### [Task requirements]
Each entry here needs to be set down again exactly, please; pictures are left out.
# Start of Material to process
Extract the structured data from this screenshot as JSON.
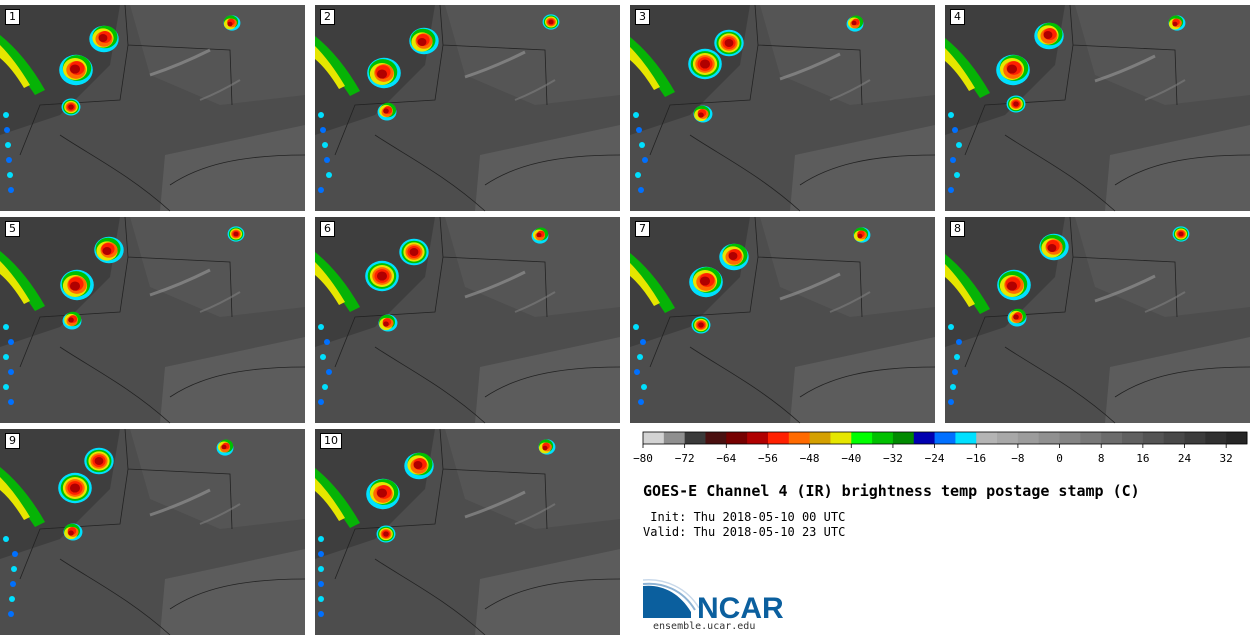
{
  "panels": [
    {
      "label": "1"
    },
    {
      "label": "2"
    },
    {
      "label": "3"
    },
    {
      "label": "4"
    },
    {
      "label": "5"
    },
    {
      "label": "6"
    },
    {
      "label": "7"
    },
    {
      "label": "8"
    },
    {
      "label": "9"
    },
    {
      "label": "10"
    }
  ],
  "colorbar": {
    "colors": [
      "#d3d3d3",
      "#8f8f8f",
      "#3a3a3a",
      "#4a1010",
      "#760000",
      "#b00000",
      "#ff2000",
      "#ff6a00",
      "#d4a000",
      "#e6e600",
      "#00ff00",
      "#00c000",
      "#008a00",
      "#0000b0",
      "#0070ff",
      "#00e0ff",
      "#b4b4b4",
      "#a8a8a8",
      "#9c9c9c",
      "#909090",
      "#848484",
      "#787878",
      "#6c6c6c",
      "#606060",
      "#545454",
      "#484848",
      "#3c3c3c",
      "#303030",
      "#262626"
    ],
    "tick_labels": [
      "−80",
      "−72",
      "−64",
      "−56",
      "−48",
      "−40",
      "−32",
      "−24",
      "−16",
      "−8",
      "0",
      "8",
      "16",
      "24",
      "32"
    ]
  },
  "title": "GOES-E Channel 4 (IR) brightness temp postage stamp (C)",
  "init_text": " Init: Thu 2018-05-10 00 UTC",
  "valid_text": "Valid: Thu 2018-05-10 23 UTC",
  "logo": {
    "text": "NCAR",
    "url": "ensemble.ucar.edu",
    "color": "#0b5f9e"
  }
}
# End of Material to process
### [Correct answer]
Extract the structured data from this screenshot as JSON.
{
  "panels": [
    {
      "label": "1"
    },
    {
      "label": "2"
    },
    {
      "label": "3"
    },
    {
      "label": "4"
    },
    {
      "label": "5"
    },
    {
      "label": "6"
    },
    {
      "label": "7"
    },
    {
      "label": "8"
    },
    {
      "label": "9"
    },
    {
      "label": "10"
    }
  ],
  "colorbar": {
    "colors": [
      "#d3d3d3",
      "#8f8f8f",
      "#3a3a3a",
      "#4a1010",
      "#760000",
      "#b00000",
      "#ff2000",
      "#ff6a00",
      "#d4a000",
      "#e6e600",
      "#00ff00",
      "#00c000",
      "#008a00",
      "#0000b0",
      "#0070ff",
      "#00e0ff",
      "#b4b4b4",
      "#a8a8a8",
      "#9c9c9c",
      "#909090",
      "#848484",
      "#787878",
      "#6c6c6c",
      "#606060",
      "#545454",
      "#484848",
      "#3c3c3c",
      "#303030",
      "#262626"
    ],
    "tick_labels": [
      "−80",
      "−72",
      "−64",
      "−56",
      "−48",
      "−40",
      "−32",
      "−24",
      "−16",
      "−8",
      "0",
      "8",
      "16",
      "24",
      "32"
    ]
  },
  "title": "GOES-E Channel 4 (IR) brightness temp postage stamp (C)",
  "init_text": " Init: Thu 2018-05-10 00 UTC",
  "valid_text": "Valid: Thu 2018-05-10 23 UTC",
  "logo": {
    "text": "NCAR",
    "url": "ensemble.ucar.edu",
    "color": "#0b5f9e"
  }
}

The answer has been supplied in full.